Figure record extracts
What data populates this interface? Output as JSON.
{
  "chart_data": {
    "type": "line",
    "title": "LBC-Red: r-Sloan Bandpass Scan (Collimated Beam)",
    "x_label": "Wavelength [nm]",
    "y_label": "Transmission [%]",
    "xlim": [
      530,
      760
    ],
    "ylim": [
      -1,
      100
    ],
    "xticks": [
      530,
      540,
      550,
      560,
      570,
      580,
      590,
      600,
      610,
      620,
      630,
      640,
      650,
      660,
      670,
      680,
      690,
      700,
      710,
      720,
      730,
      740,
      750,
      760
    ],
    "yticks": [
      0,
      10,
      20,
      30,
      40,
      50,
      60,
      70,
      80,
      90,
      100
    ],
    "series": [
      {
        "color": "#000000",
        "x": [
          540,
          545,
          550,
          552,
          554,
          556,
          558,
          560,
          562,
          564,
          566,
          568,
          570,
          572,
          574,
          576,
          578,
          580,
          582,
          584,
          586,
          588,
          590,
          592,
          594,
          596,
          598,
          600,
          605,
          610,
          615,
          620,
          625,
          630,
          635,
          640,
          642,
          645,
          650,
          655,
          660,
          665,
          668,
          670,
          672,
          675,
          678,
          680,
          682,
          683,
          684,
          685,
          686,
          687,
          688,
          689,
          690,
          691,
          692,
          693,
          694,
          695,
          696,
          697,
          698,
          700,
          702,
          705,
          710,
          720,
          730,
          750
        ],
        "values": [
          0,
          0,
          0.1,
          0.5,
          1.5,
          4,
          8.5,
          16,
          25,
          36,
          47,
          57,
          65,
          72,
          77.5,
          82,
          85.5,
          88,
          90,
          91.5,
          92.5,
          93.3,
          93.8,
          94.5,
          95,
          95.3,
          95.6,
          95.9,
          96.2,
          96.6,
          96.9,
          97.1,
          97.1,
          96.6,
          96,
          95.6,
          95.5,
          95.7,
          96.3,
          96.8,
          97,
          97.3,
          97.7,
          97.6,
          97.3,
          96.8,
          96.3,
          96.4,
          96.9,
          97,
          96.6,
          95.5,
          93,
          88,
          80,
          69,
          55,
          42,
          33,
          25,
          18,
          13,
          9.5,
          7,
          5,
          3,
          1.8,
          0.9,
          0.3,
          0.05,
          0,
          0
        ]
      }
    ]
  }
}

- [EXERCISE REQUIREMENTS]: Print all of the entries again, exactly as written.

- [THE COMPLETED TASK]:
What data populates this interface? Output as JSON.
{
  "chart_data": {
    "type": "line",
    "title": "LBC-Red: r-Sloan Bandpass Scan (Collimated Beam)",
    "x_label": "Wavelength [nm]",
    "y_label": "Transmission [%]",
    "xlim": [
      530,
      760
    ],
    "ylim": [
      -1,
      100
    ],
    "xticks": [
      530,
      540,
      550,
      560,
      570,
      580,
      590,
      600,
      610,
      620,
      630,
      640,
      650,
      660,
      670,
      680,
      690,
      700,
      710,
      720,
      730,
      740,
      750,
      760
    ],
    "yticks": [
      0,
      10,
      20,
      30,
      40,
      50,
      60,
      70,
      80,
      90,
      100
    ],
    "series": [
      {
        "color": "#000000",
        "x": [
          540,
          545,
          550,
          552,
          554,
          556,
          558,
          560,
          562,
          564,
          566,
          568,
          570,
          572,
          574,
          576,
          578,
          580,
          582,
          584,
          586,
          588,
          590,
          592,
          594,
          596,
          598,
          600,
          605,
          610,
          615,
          620,
          625,
          630,
          635,
          640,
          642,
          645,
          650,
          655,
          660,
          665,
          668,
          670,
          672,
          675,
          678,
          680,
          682,
          683,
          684,
          685,
          686,
          687,
          688,
          689,
          690,
          691,
          692,
          693,
          694,
          695,
          696,
          697,
          698,
          700,
          702,
          705,
          710,
          720,
          730,
          750
        ],
        "values": [
          0,
          0,
          0.1,
          0.5,
          1.5,
          4,
          8.5,
          16,
          25,
          36,
          47,
          57,
          65,
          72,
          77.5,
          82,
          85.5,
          88,
          90,
          91.5,
          92.5,
          93.3,
          93.8,
          94.5,
          95,
          95.3,
          95.6,
          95.9,
          96.2,
          96.6,
          96.9,
          97.1,
          97.1,
          96.6,
          96,
          95.6,
          95.5,
          95.7,
          96.3,
          96.8,
          97,
          97.3,
          97.7,
          97.6,
          97.3,
          96.8,
          96.3,
          96.4,
          96.9,
          97,
          96.6,
          95.5,
          93,
          88,
          80,
          69,
          55,
          42,
          33,
          25,
          18,
          13,
          9.5,
          7,
          5,
          3,
          1.8,
          0.9,
          0.3,
          0.05,
          0,
          0
        ]
      }
    ]
  }
}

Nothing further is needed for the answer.